Copy every line of the data in which the word "xlabel" occurs.

[Records]

========================================

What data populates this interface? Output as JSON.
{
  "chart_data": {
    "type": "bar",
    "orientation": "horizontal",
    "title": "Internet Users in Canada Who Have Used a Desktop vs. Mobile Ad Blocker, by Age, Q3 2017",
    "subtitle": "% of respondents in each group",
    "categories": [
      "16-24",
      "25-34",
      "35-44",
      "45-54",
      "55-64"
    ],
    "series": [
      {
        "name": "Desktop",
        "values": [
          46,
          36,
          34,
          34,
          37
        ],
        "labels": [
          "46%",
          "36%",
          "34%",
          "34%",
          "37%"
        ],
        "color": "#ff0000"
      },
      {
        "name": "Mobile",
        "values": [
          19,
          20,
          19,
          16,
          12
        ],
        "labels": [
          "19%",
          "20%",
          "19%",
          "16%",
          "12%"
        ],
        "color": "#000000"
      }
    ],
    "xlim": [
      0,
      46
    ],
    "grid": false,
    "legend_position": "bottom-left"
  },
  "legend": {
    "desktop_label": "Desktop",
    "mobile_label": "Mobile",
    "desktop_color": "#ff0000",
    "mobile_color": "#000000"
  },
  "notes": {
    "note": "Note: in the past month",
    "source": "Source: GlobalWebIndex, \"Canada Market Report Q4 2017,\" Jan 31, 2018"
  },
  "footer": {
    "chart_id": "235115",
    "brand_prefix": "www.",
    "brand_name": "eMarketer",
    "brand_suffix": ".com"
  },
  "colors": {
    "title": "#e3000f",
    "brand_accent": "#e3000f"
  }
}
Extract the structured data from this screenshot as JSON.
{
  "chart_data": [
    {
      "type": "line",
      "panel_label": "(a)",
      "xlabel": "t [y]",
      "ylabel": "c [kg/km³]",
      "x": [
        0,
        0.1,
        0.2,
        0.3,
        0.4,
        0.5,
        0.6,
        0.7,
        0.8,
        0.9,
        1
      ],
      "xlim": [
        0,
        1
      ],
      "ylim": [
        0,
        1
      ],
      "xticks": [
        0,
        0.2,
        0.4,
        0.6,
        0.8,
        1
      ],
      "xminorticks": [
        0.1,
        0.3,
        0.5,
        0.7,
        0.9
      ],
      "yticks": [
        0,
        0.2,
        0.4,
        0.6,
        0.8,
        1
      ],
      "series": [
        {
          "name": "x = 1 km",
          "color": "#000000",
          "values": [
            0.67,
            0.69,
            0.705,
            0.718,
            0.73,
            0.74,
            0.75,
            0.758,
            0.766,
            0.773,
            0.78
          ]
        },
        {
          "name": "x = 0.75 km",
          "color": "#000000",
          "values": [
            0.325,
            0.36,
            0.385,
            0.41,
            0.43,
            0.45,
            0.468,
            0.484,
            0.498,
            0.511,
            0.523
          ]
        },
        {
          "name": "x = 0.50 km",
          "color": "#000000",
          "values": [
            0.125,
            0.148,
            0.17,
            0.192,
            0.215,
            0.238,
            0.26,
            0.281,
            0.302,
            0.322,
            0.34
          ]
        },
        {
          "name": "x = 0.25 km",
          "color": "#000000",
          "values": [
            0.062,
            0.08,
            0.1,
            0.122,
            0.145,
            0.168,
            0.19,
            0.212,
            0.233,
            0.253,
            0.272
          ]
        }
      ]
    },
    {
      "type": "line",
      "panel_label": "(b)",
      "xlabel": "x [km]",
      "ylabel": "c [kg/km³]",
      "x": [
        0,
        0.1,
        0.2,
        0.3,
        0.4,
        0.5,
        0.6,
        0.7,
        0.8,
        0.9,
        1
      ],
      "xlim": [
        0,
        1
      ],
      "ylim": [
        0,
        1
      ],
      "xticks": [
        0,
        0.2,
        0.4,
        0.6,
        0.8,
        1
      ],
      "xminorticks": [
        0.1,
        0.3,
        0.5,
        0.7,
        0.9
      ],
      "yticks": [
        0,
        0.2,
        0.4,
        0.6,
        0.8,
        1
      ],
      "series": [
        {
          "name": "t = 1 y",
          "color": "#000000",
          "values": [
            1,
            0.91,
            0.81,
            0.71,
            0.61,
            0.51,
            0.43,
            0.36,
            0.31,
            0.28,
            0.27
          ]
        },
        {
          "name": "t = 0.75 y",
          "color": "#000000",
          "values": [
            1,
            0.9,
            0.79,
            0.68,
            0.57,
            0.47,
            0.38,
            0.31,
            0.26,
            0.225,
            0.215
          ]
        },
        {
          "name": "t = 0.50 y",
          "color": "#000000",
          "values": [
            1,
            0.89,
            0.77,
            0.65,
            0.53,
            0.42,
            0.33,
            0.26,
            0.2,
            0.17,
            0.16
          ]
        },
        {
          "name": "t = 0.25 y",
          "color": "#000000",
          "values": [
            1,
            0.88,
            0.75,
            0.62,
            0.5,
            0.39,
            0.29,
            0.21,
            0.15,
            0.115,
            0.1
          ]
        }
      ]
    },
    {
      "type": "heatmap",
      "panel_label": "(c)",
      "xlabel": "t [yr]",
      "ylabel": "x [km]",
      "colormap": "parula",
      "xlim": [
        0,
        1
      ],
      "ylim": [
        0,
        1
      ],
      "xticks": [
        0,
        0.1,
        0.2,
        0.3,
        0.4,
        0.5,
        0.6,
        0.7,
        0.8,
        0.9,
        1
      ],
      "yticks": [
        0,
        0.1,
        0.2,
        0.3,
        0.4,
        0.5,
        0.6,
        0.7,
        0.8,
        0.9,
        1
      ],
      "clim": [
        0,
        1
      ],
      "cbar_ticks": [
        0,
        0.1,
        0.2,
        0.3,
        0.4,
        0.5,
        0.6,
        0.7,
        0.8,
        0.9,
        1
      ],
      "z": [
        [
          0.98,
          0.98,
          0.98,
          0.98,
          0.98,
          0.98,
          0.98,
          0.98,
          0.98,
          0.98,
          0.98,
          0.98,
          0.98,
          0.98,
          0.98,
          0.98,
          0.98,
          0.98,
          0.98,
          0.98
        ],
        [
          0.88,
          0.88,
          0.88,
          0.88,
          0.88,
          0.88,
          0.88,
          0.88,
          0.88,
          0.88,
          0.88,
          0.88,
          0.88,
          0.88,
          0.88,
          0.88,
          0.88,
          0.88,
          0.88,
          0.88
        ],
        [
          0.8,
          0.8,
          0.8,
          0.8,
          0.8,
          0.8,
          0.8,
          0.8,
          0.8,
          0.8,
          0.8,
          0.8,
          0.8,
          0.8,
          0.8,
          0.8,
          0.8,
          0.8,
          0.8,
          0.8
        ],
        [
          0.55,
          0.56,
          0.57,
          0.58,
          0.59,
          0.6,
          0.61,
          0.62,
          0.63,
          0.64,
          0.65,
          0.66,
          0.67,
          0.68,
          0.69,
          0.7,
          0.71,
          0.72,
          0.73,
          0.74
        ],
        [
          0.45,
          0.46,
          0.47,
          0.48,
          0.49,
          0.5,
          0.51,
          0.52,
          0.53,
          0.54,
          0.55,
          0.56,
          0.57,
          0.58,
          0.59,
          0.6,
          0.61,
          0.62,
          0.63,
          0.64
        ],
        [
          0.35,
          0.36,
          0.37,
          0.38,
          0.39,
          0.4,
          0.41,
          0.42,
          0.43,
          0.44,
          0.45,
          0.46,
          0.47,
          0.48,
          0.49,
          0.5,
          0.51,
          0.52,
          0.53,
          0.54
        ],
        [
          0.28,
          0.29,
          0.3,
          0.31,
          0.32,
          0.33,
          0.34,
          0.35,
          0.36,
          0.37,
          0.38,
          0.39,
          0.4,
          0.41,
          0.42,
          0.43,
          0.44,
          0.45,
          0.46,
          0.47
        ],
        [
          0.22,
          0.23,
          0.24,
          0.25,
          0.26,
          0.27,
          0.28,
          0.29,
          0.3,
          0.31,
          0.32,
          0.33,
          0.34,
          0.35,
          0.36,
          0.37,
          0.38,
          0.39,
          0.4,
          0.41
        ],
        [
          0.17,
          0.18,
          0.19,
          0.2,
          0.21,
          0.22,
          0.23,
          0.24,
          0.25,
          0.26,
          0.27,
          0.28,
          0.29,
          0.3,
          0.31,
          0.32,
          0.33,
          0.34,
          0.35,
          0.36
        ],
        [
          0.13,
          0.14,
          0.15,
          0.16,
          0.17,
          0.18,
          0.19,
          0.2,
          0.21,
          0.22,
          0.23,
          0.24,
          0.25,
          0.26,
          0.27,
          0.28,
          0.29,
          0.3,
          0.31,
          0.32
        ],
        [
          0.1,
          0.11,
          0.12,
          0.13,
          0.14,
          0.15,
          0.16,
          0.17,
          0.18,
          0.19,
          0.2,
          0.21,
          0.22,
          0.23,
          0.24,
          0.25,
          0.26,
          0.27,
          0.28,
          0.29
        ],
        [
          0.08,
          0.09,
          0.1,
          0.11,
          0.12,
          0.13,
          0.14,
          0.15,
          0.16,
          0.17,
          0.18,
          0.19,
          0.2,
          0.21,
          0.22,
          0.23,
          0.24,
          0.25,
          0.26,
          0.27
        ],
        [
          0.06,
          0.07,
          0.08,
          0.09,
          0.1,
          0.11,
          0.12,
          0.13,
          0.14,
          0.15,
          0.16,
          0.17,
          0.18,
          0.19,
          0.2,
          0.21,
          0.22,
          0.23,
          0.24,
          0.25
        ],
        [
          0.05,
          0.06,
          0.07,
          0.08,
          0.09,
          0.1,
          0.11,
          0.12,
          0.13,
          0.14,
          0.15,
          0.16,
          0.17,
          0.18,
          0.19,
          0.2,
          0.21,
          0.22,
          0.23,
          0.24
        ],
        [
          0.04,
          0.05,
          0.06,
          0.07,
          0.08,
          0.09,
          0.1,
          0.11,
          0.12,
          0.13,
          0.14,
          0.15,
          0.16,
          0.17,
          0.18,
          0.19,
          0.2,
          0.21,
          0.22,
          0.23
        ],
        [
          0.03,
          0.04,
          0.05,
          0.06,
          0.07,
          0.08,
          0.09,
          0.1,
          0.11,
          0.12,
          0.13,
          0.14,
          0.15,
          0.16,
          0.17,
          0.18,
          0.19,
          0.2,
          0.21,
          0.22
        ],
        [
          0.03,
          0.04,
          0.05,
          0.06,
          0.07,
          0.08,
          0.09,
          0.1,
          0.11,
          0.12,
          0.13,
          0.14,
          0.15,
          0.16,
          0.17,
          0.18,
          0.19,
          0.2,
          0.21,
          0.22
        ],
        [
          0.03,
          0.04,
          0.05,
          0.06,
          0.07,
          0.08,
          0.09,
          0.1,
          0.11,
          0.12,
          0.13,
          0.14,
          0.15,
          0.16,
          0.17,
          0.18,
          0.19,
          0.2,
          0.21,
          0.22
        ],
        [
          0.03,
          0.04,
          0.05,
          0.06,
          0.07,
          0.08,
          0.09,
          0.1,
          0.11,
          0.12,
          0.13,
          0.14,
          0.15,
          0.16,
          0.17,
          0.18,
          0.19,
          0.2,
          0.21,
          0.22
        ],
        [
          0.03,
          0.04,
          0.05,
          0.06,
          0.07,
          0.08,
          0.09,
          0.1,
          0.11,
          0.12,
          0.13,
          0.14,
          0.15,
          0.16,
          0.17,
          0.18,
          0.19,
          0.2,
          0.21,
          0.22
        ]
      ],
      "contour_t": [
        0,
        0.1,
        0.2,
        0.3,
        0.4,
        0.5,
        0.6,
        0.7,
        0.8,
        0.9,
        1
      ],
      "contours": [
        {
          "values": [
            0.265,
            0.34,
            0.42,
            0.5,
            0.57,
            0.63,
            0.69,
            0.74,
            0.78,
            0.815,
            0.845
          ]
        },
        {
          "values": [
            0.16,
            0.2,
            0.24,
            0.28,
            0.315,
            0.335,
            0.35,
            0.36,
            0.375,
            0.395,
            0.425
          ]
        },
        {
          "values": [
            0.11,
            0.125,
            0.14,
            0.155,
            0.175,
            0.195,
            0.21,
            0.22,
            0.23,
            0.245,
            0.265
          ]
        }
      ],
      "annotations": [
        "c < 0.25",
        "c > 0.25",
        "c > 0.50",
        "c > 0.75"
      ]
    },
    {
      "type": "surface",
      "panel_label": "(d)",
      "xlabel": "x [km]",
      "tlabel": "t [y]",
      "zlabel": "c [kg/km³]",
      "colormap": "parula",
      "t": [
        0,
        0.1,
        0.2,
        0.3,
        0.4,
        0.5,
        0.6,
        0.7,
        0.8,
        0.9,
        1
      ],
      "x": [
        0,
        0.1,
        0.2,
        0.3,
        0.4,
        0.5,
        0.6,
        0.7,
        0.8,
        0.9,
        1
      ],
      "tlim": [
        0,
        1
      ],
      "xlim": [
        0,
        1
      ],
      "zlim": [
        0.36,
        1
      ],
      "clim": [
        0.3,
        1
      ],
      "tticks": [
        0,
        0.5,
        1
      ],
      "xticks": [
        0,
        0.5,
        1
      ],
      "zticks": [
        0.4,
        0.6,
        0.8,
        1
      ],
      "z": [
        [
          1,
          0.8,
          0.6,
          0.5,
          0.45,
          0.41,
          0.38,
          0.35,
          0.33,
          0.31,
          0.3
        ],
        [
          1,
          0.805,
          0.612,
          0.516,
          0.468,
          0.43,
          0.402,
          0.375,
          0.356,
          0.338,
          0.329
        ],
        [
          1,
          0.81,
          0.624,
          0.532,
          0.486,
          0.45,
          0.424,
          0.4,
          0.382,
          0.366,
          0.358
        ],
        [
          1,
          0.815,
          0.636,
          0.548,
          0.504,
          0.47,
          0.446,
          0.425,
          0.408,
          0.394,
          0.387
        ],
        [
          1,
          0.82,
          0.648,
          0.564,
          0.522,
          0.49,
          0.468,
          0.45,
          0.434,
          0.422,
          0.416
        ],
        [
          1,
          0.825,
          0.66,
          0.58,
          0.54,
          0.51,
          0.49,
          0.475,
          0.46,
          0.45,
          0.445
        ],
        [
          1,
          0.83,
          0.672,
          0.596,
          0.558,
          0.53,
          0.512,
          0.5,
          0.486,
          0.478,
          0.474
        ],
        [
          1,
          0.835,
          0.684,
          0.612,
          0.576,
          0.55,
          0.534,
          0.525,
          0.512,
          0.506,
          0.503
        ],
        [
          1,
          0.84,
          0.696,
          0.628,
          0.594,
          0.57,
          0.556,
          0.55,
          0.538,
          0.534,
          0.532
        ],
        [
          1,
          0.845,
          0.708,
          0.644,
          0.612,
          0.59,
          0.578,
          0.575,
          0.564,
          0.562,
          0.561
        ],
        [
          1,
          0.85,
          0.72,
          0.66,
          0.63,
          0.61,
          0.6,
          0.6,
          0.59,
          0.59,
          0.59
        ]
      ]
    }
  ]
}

========================================

[Answer to this exercise]
      "xlabel": "t [y]",
      "xlabel": "x [km]",
      "xlabel": "t [yr]",
      "xlabel": "x [km]",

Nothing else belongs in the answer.